→ Problem to solve:
Each entry below should be written out exactly as it is, with no pictures.

→ Data extract:
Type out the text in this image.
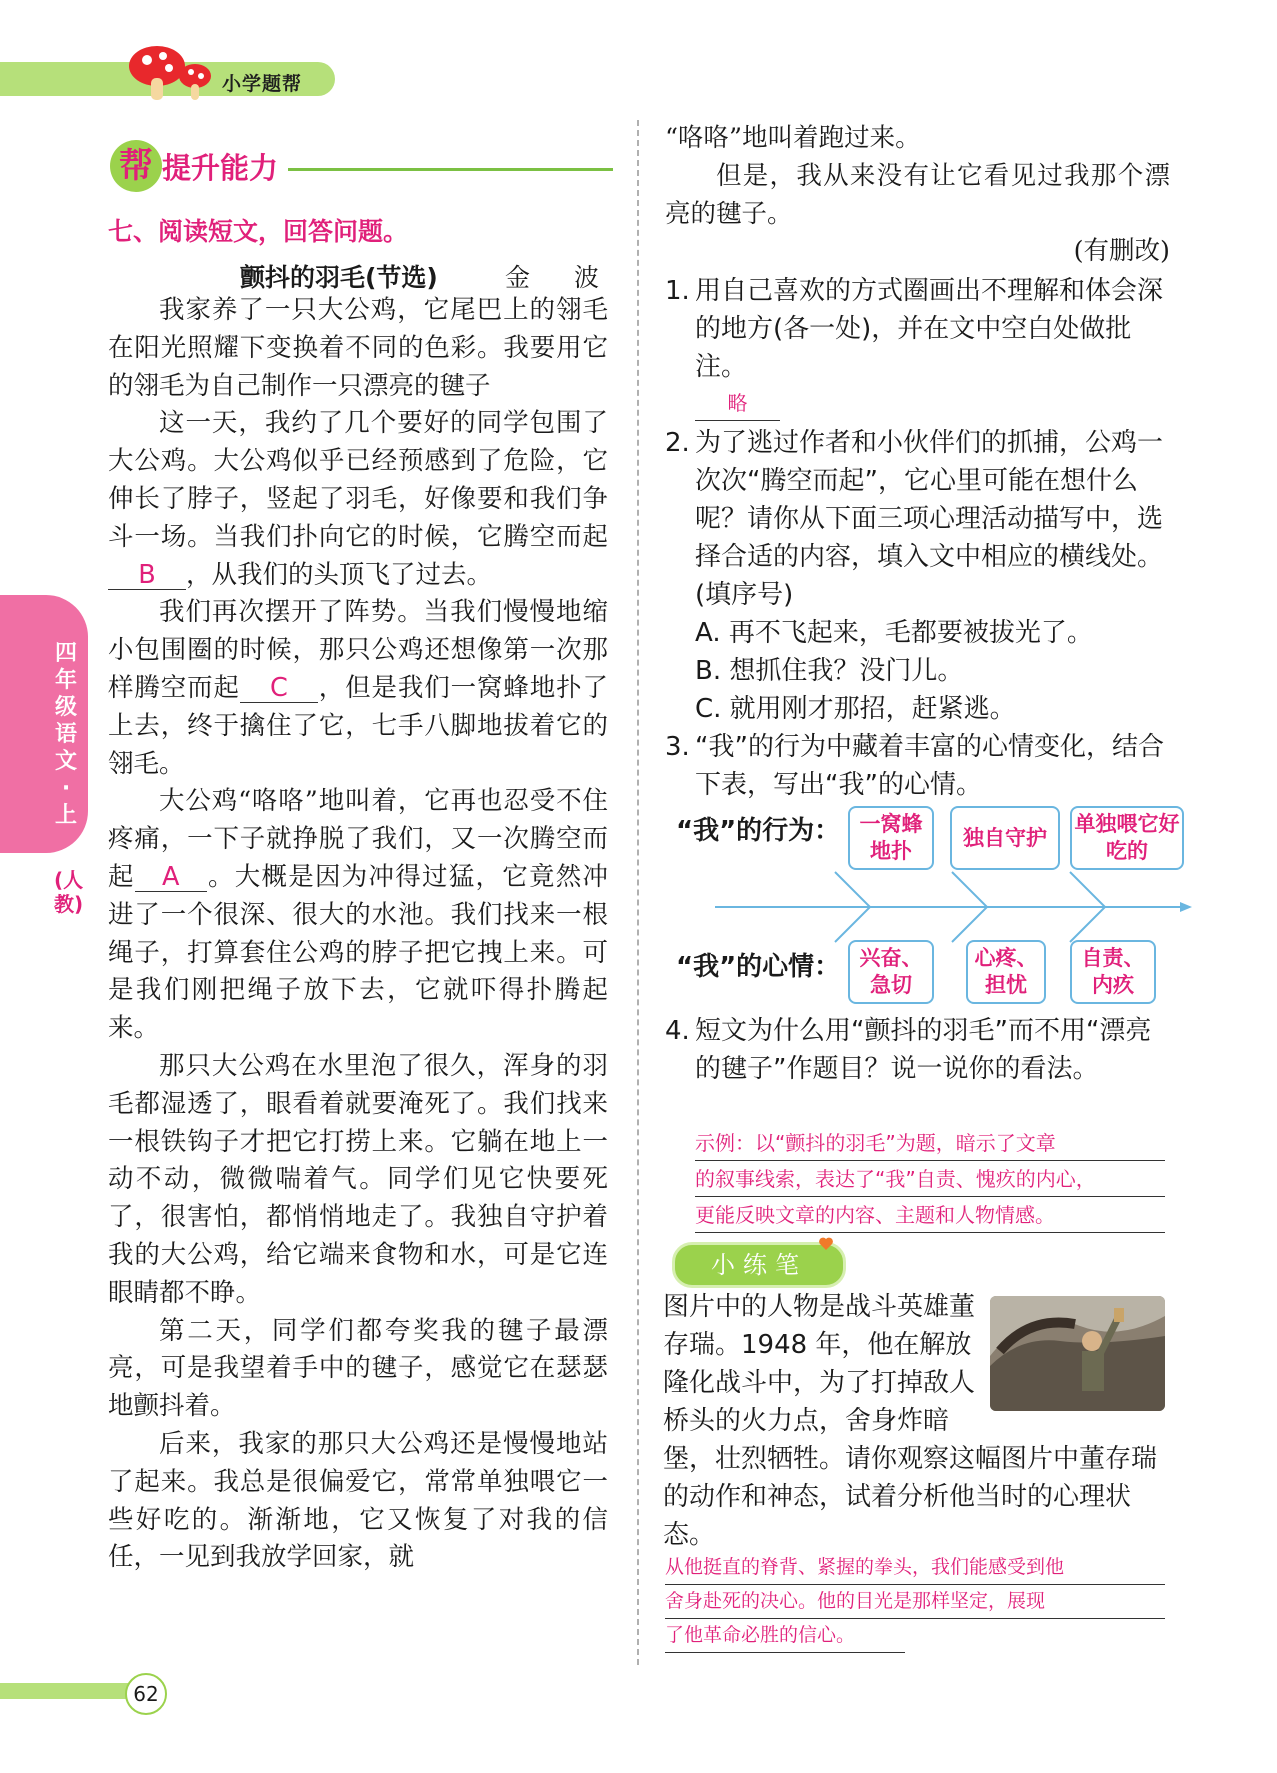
小学题帮
帮 提升能力
四年级语文·上
(人教)
七、阅读短文，回答问题。
颤抖的羽毛(节选)	金 波
我家养了一只大公鸡，它尾巴上的翎毛在阳光照耀下变换着不同的色彩。我要用它的翎毛为自己制作一只漂亮的毽子
这一天，我约了几个要好的同学包围了大公鸡。大公鸡似乎已经预感到了危险，它伸长了脖子，竖起了羽毛，好像要和我们争斗一场。当我们扑向它的时候，它腾空而起B ，从我们的头顶飞了过去。
我们再次摆开了阵势。当我们慢慢地缩小包围圈的时候，那只公鸡还想像第一次那样腾空而起 C ，但是我们一窝蜂地扑了上去，终于擒住了它，七手八脚地拔着它的翎毛。
大公鸡“咯咯”地叫着，它再也忍受不住疼痛，一下子就挣脱了我们，又一次腾空而起 A 。大概是因为冲得过猛，它竟然冲进了一个很深、很大的水池。我们找来一根绳子，打算套住公鸡的脖子把它拽上来。可是我们刚把绳子放下去，它就吓得扑腾起来。
那只大公鸡在水里泡了很久，浑身的羽毛都湿透了，眼看着就要淹死了。我们找来一根铁钩子才把它打捞上来。它躺在地上一动不动，微微喘着气。同学们见它快要死了，很害怕，都悄悄地走了。我独自守护着我的大公鸡，给它端来食物和水，可是它连眼睛都不睁。
第二天，同学们都夸奖我的毽子最漂亮，可是我望着手中的毽子，感觉它在瑟瑟地颤抖着。
后来，我家的那只大公鸡还是慢慢地站了起来。我总是很偏爱它，常常单独喂它一些好吃的。渐渐地，它又恢复了对我的信任，一见到我放学回家，就
“咯咯”地叫着跑过来。
但是，我从来没有让它看见过我那个漂亮的毽子。
(有删改)
1. 用自己喜欢的方式圈画出不理解和体会深的地方(各一处)，并在文中空白处做批注。
略
2. 为了逃过作者和小伙伴们的抓捕，公鸡一次次“腾空而起”，它心里可能在想什么呢？请你从下面三项心理活动描写中，选择合适的内容，填入文中相应的横线处。(填序号)
A. 再不飞起来，毛都要被拔光了。
B. 想抓住我？没门儿。
C. 就用刚才那招，赶紧逃。
3. “我”的行为中藏着丰富的心情变化，结合下表，写出“我”的心情。
“我”的行为：
“我”的心情：
一窝蜂地扑
独自守护
单独喂它好吃的
兴奋、急切
心疼、担忧
自责、内疚
4. 短文为什么用“颤抖的羽毛”而不用“漂亮的毽子”作题目？说一说你的看法。
示例：以“颤抖的羽毛”为题，暗示了文章
的叙事线索，表达了“我”自责、愧疚的内心，
更能反映文章的内容、主题和人物情感。
小练笔
图片中的人物是战斗英雄董存瑞。1948 年，他在解放隆化战斗中，为了打掉敌人桥头的火力点，舍身炸暗堡，壮烈牺牲。请你观察这幅图片中董存瑞的动作和神态，试着分析他当时的心理状态。
从他挺直的脊背、紧握的拳头，我们能感受到他
舍身赴死的决心。他的目光是那样坚定，展现
了他革命必胜的信心。
62
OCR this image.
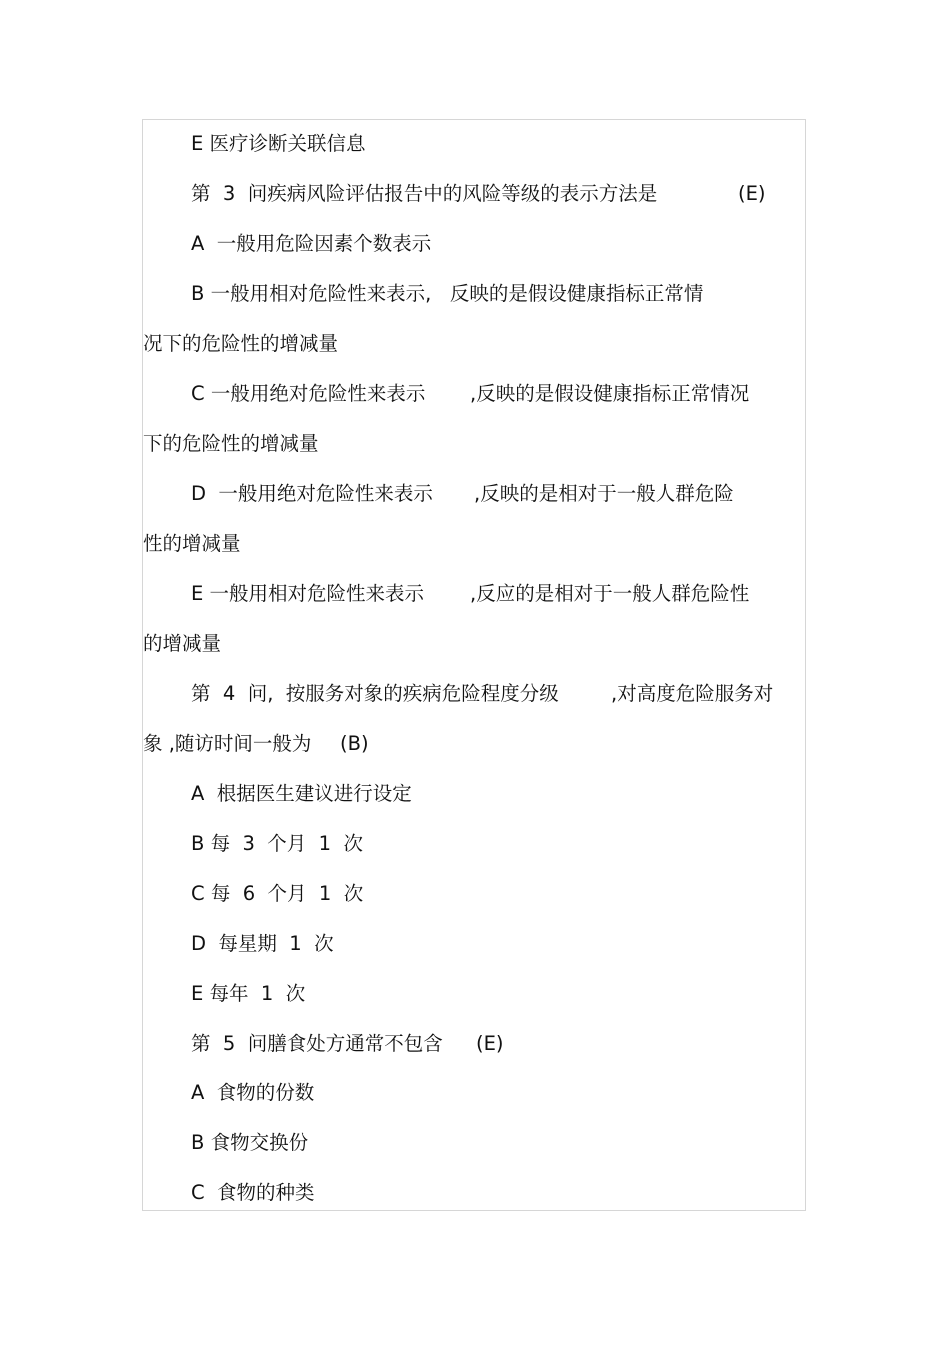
E 医疗诊断关联信息
第  3  问疾病风险评估报告中的风险等级的表示方法是	(E)
A  一般用危险因素个数表示
B 一般用相对危险性来表示,   反映的是假设健康指标正常情
况下的危险性的增减量
C 一般用绝对危险性来表示 ,反映的是假设健康指标正常情况
下的危险性的增减量
D  一般用绝对危险性来表示 ,反映的是相对于一般人群危险
性的增减量
E 一般用相对危险性来表示 ,反应的是相对于一般人群危险性
的增减量
第  4  问,  按服务对象的疾病危险程度分级	,对高度危险服务对
象 ,随访时间一般为 (B)
A  根据医生建议进行设定
B 每  3  个月  1  次
C 每  6  个月  1  次
D  每星期  1  次
E 每年  1  次
第  5  问膳食处方通常不包含 (E)
A  食物的份数
B 食物交换份
C  食物的种类
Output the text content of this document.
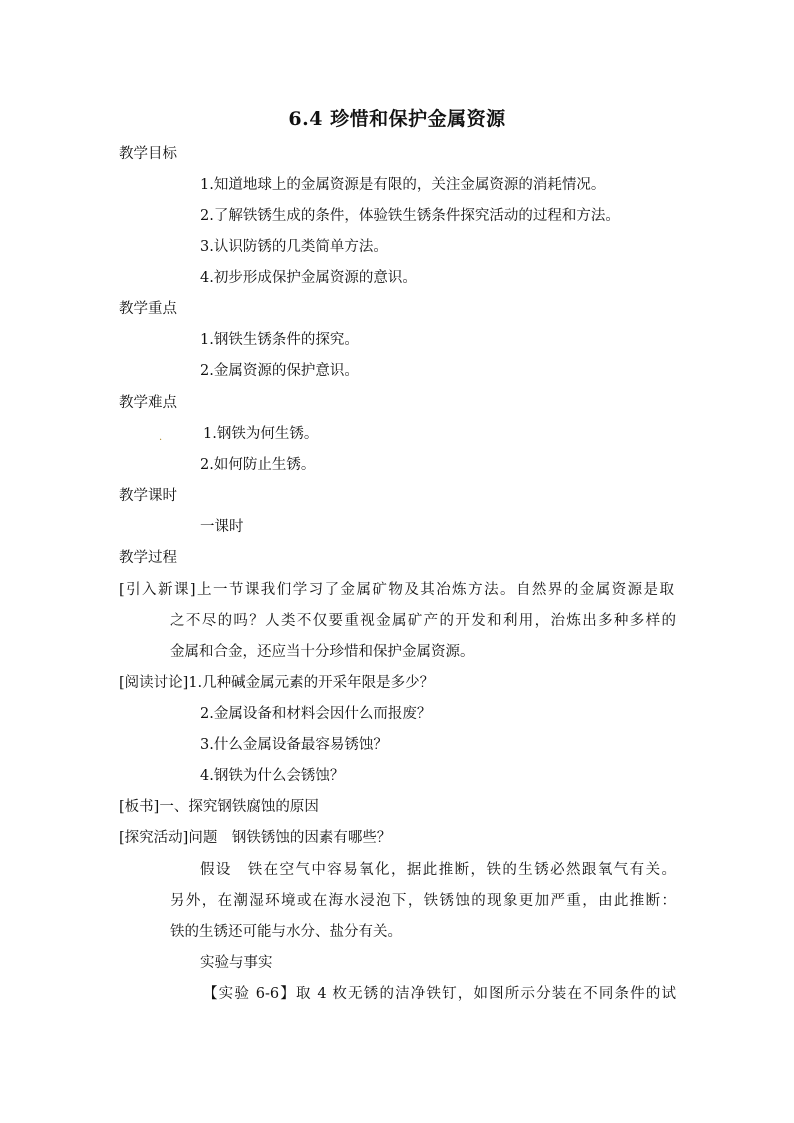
6.4 珍惜和保护金属资源
教学目标
1.知道地球上的金属资源是有限的，关注金属资源的消耗情况。
2.了解铁锈生成的条件，体验铁生锈条件探究活动的过程和方法。
3.认识防锈的几类简单方法。
4.初步形成保护金属资源的意识。
教学重点
1.钢铁生锈条件的探究。
2.金属资源的保护意识。
教学难点
.	1.钢铁为何生锈。
2.如何防止生锈。
教学课时
一课时
教学过程
[引入新课]上一节课我们学习了金属矿物及其冶炼方法。自然界的金属资源是取
之不尽的吗？人类不仅要重视金属矿产的开发和利用，治炼出多种多样的
金属和合金，还应当十分珍惜和保护金属资源。
[阅读讨论]1.几种碱金属元素的开采年限是多少？
2.金属设备和材料会因什么而报废？
3.什么金属设备最容易锈蚀？
4.钢铁为什么会锈蚀？
[板书]一、探究钢铁腐蚀的原因
[探究活动]问题　钢铁锈蚀的因素有哪些？
假设　铁在空气中容易氧化，据此推断，铁的生锈必然跟氧气有关。
另外，在潮湿环境或在海水浸泡下，铁锈蚀的现象更加严重，由此推断：
铁的生锈还可能与水分、盐分有关。
实验与事实
【实验 6-6】取 4 枚无锈的洁净铁钉，如图所示分装在不同条件的试
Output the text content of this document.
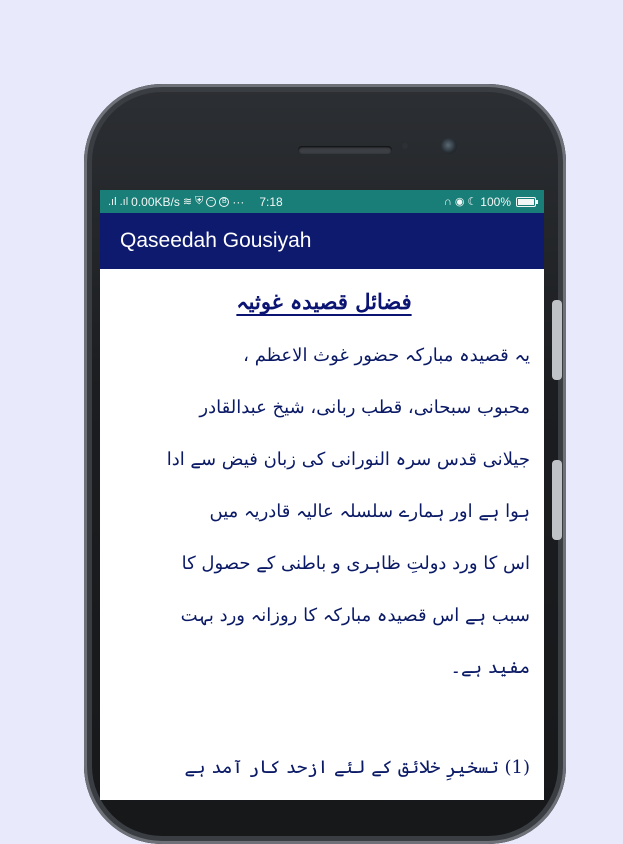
.ıl .ıl 0.00KB/s ≋ ⛨ ~	B ··· 7:18	∩ ◉ ☾ 100%
Qaseedah Gousiyah
فضائل قصیدہ غوثیہ
یہ قصیدہ مبارکہ حضور غوث الاعظم ،
محبوب سبحانی، قطب ربانی، شیخ عبدالقادر
جیلانی قدس سرہ النورانی کی زبان فیض سے ادا
ہوا ہے اور ہمارے سلسلہ عالیہ قادریہ میں
اس کا ورد دولتِ ظاہری و باطنی کے حصول کا
سبب ہے اس قصیدہ مبارکہ کا روزانہ ورد بہت
مفید ہے۔
(1) تسخیرِ خلائق کے لئے ازحد کار آمد ہے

→ Output of the exercise:
Type out the text in this image.
小学题帮
帮 提升能力
四年级语文·上
(人教)
七、阅读短文，回答问题。
颤抖的羽毛(节选)	金 波
我家养了一只大公鸡，它尾巴上的翎毛在阳光照耀下变换着不同的色彩。我要用它的翎毛为自己制作一只漂亮的毽子
这一天，我约了几个要好的同学包围了大公鸡。大公鸡似乎已经预感到了危险，它伸长了脖子，竖起了羽毛，好像要和我们争斗一场。当我们扑向它的时候，它腾空而起B ，从我们的头顶飞了过去。
我们再次摆开了阵势。当我们慢慢地缩小包围圈的时候，那只公鸡还想像第一次那样腾空而起 C ，但是我们一窝蜂地扑了上去，终于擒住了它，七手八脚地拔着它的翎毛。
大公鸡“咯咯”地叫着，它再也忍受不住疼痛，一下子就挣脱了我们，又一次腾空而起 A 。大概是因为冲得过猛，它竟然冲进了一个很深、很大的水池。我们找来一根绳子，打算套住公鸡的脖子把它拽上来。可是我们刚把绳子放下去，它就吓得扑腾起来。
那只大公鸡在水里泡了很久，浑身的羽毛都湿透了，眼看着就要淹死了。我们找来一根铁钩子才把它打捞上来。它躺在地上一动不动，微微喘着气。同学们见它快要死了，很害怕，都悄悄地走了。我独自守护着我的大公鸡，给它端来食物和水，可是它连眼睛都不睁。
第二天，同学们都夸奖我的毽子最漂亮，可是我望着手中的毽子，感觉它在瑟瑟地颤抖着。
后来，我家的那只大公鸡还是慢慢地站了起来。我总是很偏爱它，常常单独喂它一些好吃的。渐渐地，它又恢复了对我的信任，一见到我放学回家，就
“咯咯”地叫着跑过来。
但是，我从来没有让它看见过我那个漂亮的毽子。
(有删改)
1. 用自己喜欢的方式圈画出不理解和体会深的地方(各一处)，并在文中空白处做批注。
略
2. 为了逃过作者和小伙伴们的抓捕，公鸡一次次“腾空而起”，它心里可能在想什么呢？请你从下面三项心理活动描写中，选择合适的内容，填入文中相应的横线处。(填序号)
A. 再不飞起来，毛都要被拔光了。
B. 想抓住我？没门儿。
C. 就用刚才那招，赶紧逃。
3. “我”的行为中藏着丰富的心情变化，结合下表，写出“我”的心情。
“我”的行为：
“我”的心情：
一窝蜂地扑
独自守护
单独喂它好吃的
兴奋、急切
心疼、担忧
自责、内疚
4. 短文为什么用“颤抖的羽毛”而不用“漂亮的毽子”作题目？说一说你的看法。
示例：以“颤抖的羽毛”为题，暗示了文章
的叙事线索，表达了“我”自责、愧疚的内心，
更能反映文章的内容、主题和人物情感。
小练笔
图片中的人物是战斗英雄董存瑞。1948 年，他在解放隆化战斗中，为了打掉敌人桥头的火力点，舍身炸暗堡，壮烈牺牲。请你观察这幅图片中董存瑞的动作和神态，试着分析他当时的心理状态。
从他挺直的脊背、紧握的拳头，我们能感受到他
舍身赴死的决心。他的目光是那样坚定，展现
了他革命必胜的信心。
62
OCR this image.
E 医疗诊断关联信息
第  3  问疾病风险评估报告中的风险等级的表示方法是	(E)
A  一般用危险因素个数表示
B 一般用相对危险性来表示,   反映的是假设健康指标正常情
况下的危险性的增减量
C 一般用绝对危险性来表示 ,反映的是假设健康指标正常情况
下的危险性的增减量
D  一般用绝对危险性来表示 ,反映的是相对于一般人群危险
性的增减量
E 一般用相对危险性来表示 ,反应的是相对于一般人群危险性
的增减量
第  4  问,  按服务对象的疾病危险程度分级	,对高度危险服务对
象 ,随访时间一般为 (B)
A  根据医生建议进行设定
B 每  3  个月  1  次
C 每  6  个月  1  次
D  每星期  1  次
E 每年  1  次
第  5  问膳食处方通常不包含 (E)
A  食物的份数
B 食物交换份
C  食物的种类
Output the text content of this document.
6.4 珍惜和保护金属资源
教学目标
1.知道地球上的金属资源是有限的，关注金属资源的消耗情况。
2.了解铁锈生成的条件，体验铁生锈条件探究活动的过程和方法。
3.认识防锈的几类简单方法。
4.初步形成保护金属资源的意识。
教学重点
1.钢铁生锈条件的探究。
2.金属资源的保护意识。
教学难点
.	1.钢铁为何生锈。
2.如何防止生锈。
教学课时
一课时
教学过程
[引入新课]上一节课我们学习了金属矿物及其冶炼方法。自然界的金属资源是取
之不尽的吗？人类不仅要重视金属矿产的开发和利用，治炼出多种多样的
金属和合金，还应当十分珍惜和保护金属资源。
[阅读讨论]1.几种碱金属元素的开采年限是多少？
2.金属设备和材料会因什么而报废？
3.什么金属设备最容易锈蚀？
4.钢铁为什么会锈蚀？
[板书]一、探究钢铁腐蚀的原因
[探究活动]问题　钢铁锈蚀的因素有哪些？
假设　铁在空气中容易氧化，据此推断，铁的生锈必然跟氧气有关。
另外，在潮湿环境或在海水浸泡下，铁锈蚀的现象更加严重，由此推断：
铁的生锈还可能与水分、盐分有关。
实验与事实
【实验 6-6】取 4 枚无锈的洁净铁钉，如图所示分装在不同条件的试
Output the text content of this document.
.ıl .ıl 0.00KB/s ≋ ⛨ ~	B ··· 7:18	∩ ◉ ☾ 100%
Qaseedah Gousiyah
فضائل قصیدہ غوثیہ
یہ قصیدہ مبارکہ حضور غوث الاعظم ،
محبوب سبحانی، قطب ربانی، شیخ عبدالقادر
جیلانی قدس سرہ النورانی کی زبان فیض سے ادا
ہوا ہے اور ہمارے سلسلہ عالیہ قادریہ میں
اس کا ورد دولتِ ظاہری و باطنی کے حصول کا
سبب ہے اس قصیدہ مبارکہ کا روزانہ ورد بہت
مفید ہے۔
(1) تسخیرِ خلائق کے لئے ازحد کار آمد ہے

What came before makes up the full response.